- _Your goal_
Among the entries below, find the lines with "ylabel" and copy them.

- _Figure contents as structured data_
↓

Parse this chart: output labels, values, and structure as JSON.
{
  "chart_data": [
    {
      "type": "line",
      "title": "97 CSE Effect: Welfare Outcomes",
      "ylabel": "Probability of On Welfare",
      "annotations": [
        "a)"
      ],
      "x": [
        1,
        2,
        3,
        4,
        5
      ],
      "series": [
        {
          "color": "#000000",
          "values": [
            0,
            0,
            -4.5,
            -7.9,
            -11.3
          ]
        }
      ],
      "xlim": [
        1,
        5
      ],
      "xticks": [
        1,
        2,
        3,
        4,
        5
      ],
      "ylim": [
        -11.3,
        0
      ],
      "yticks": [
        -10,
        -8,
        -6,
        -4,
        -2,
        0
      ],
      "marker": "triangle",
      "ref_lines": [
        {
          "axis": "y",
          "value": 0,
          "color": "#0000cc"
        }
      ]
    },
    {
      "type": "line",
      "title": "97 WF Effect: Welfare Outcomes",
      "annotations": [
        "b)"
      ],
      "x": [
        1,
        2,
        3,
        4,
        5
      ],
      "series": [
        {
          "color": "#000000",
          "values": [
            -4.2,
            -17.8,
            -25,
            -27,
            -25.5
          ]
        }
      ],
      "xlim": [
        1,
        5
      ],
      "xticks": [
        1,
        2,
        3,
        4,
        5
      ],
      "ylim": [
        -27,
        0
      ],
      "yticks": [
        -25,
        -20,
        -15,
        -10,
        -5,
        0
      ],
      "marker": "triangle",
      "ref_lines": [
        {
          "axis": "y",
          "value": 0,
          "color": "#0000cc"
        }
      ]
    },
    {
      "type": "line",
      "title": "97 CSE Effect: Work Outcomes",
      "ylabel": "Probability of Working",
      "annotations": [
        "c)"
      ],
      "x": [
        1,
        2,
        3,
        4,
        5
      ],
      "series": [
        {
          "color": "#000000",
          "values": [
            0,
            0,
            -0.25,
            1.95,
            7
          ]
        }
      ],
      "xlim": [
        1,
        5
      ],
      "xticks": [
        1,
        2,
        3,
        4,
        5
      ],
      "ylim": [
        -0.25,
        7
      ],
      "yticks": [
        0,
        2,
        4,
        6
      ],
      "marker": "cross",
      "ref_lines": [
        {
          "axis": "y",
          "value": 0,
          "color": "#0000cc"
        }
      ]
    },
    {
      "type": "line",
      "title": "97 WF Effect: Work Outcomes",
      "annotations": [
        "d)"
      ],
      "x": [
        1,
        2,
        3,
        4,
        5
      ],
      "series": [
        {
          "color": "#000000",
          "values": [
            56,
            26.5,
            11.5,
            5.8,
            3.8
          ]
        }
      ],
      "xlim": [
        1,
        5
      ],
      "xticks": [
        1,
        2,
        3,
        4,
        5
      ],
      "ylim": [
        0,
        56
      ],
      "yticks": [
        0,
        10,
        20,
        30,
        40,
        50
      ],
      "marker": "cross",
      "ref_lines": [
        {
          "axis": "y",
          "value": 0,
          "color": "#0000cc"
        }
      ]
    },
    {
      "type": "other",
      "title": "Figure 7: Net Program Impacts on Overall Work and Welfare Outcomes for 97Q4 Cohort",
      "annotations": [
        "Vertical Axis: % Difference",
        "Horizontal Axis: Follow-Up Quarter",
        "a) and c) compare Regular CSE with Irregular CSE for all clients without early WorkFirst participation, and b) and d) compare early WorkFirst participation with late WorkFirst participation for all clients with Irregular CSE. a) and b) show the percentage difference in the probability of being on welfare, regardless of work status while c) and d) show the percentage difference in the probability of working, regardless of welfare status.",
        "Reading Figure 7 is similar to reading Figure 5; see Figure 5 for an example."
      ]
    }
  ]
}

↑

- _Completed exercise_
      "ylabel": "Probability of On Welfare",
      "ylabel": "Probability of Working",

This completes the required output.